Em 27 de novembro de 1973, atendendo a seu desejo, todo o acervo patrimonial, que se achava em nome da Associação Sanatório São Vicente de Paulo, passou para o Instituto das Filhas de N. S. das Graças, uma vez que, em 2 de fevereiro de 1974 a Sagrada Congregação dos Religiosos e dos Institutos Religiosos do Vaticano dava o “nihil obstat”, para a fundação da Congregação das Filhas de N. S. das Graças.
Padre José Vita
O Pe. José Vita nasceu em 23 de março de 1895, em Sapucaí Mirim, antes conhecida como Santana do Paraíso, cidade mineira, e foi batizado em São Bento do Sapucaí, cidade paulista mais próxima.
Viveu sua infância na fazenda de seu pai, Donato Vita, com sua mãe, Maria Leopoldina Ferreira, e em 1909, ingressava no Seminário Menor de Pirapora, de onde se transferiu para o de Taubaté, em 20 de fevereiro de 1911.
A bênção e vestição, de batina teve lugar em 17 de fevereiro de 1915, e D. Epaminondas Nunes de Ávila e Silva conferiu-lhe as quatro Ordens Menores em 19 de setembro de 1917.

^^^^^^^^^^^^^^^^

Detalhes do exercício. Liste todas as pessoas citadas pelo nome no trecho sobre o Padre José Vita. O material a seguir não tem relação com o trecho.

(Dados de previsão de caixas delimitadoras)
^^^^^^^^^^^^^^^^

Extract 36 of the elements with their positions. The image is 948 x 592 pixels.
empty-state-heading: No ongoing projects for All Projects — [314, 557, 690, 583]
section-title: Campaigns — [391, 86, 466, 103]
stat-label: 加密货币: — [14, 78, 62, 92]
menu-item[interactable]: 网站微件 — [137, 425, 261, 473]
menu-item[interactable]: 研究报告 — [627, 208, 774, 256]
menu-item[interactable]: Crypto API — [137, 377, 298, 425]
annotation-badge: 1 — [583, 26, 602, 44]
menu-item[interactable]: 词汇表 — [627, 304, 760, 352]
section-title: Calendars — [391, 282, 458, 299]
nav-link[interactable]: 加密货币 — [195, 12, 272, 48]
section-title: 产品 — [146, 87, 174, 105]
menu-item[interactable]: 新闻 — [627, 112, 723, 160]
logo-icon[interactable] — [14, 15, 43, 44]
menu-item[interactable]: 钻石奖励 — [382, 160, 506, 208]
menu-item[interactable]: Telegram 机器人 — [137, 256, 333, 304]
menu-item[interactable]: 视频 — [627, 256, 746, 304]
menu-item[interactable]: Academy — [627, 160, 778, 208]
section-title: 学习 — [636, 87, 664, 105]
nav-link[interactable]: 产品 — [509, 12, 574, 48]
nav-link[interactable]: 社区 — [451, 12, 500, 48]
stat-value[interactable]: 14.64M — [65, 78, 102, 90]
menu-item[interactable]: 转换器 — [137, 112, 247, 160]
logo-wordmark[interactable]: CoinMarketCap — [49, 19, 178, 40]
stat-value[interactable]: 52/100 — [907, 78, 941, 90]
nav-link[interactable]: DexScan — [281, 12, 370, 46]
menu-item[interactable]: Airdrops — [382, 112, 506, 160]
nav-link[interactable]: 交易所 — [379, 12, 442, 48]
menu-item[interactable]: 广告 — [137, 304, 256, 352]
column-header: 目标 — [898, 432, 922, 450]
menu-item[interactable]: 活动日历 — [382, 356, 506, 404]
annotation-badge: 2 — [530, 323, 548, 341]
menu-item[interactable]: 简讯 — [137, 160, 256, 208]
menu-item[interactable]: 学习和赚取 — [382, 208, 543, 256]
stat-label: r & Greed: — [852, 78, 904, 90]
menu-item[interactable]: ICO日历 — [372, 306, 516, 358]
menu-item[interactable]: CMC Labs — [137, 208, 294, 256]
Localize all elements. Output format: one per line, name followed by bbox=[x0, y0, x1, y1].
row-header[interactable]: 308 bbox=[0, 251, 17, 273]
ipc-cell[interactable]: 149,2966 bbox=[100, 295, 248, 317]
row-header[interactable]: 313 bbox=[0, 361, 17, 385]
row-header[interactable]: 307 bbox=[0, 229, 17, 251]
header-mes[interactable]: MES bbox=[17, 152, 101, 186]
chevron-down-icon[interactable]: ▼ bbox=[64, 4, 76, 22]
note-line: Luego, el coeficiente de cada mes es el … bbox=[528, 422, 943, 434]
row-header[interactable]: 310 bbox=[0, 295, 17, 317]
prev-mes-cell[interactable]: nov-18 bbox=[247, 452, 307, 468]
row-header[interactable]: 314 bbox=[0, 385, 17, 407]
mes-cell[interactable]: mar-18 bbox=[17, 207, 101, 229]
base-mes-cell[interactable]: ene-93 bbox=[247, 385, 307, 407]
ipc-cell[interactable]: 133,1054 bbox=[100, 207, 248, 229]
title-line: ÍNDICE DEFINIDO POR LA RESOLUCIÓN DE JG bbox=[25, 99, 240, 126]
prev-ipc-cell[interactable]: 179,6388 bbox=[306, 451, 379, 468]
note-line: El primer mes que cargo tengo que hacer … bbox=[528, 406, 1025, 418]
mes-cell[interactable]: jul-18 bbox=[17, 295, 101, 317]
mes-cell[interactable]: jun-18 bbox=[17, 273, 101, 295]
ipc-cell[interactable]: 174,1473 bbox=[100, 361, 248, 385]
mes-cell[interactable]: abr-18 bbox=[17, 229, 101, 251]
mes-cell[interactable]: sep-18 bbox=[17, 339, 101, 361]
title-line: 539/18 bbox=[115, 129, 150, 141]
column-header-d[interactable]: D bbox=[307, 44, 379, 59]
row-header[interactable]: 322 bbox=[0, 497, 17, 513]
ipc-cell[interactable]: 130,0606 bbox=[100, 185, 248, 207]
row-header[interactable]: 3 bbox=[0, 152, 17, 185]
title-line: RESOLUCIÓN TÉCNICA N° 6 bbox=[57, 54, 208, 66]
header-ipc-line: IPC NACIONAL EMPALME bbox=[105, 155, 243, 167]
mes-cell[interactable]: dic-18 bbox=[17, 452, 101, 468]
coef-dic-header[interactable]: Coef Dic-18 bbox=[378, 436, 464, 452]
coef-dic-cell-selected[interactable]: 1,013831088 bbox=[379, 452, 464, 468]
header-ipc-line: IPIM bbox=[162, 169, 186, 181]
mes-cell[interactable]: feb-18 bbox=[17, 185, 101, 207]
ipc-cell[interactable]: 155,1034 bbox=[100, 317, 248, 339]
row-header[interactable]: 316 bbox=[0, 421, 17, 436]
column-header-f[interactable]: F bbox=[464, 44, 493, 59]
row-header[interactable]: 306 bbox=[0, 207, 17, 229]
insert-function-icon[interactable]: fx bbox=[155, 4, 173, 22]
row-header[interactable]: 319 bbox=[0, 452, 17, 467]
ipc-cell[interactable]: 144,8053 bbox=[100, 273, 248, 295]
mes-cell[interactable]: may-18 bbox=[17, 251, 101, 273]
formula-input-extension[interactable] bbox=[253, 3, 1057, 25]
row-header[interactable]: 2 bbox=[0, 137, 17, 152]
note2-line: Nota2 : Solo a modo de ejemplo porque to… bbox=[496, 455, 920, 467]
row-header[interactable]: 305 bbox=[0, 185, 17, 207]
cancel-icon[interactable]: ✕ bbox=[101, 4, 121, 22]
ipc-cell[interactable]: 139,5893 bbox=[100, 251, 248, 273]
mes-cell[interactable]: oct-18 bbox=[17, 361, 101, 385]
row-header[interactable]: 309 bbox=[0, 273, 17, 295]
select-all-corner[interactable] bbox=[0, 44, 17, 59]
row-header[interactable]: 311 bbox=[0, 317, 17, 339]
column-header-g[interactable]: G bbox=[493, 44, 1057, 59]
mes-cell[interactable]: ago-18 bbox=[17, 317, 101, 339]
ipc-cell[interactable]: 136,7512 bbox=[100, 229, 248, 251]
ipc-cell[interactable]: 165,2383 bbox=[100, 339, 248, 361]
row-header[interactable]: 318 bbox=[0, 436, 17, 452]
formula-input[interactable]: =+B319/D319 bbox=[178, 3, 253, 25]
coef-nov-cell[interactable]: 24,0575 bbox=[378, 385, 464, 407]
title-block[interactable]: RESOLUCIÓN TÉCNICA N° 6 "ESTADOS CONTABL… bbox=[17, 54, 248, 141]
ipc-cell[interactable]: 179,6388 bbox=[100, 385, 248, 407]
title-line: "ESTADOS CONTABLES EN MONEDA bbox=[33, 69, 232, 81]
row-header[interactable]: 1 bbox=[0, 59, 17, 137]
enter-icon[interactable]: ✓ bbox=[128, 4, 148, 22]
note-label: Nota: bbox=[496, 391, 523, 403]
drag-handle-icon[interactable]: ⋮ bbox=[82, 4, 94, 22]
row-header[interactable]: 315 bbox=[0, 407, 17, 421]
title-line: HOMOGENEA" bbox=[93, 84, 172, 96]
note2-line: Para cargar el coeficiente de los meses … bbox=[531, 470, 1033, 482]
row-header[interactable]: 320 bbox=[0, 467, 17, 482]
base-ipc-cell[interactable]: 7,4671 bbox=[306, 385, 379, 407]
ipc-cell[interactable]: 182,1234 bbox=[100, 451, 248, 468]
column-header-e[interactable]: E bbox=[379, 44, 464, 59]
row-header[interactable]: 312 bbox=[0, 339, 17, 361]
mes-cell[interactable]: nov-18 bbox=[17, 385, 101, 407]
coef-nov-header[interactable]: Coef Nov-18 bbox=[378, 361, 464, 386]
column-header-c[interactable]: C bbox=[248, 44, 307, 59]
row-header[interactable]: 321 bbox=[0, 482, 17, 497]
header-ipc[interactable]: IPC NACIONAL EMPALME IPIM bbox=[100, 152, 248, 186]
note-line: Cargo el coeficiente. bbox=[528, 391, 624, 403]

^^^^^^^^^^^^^^^^

Resultado do exercício.
- José Vita
- Donato Vita
- Maria Leopoldina Ferreira
- Epaminondas Nunes de Ávila e Silva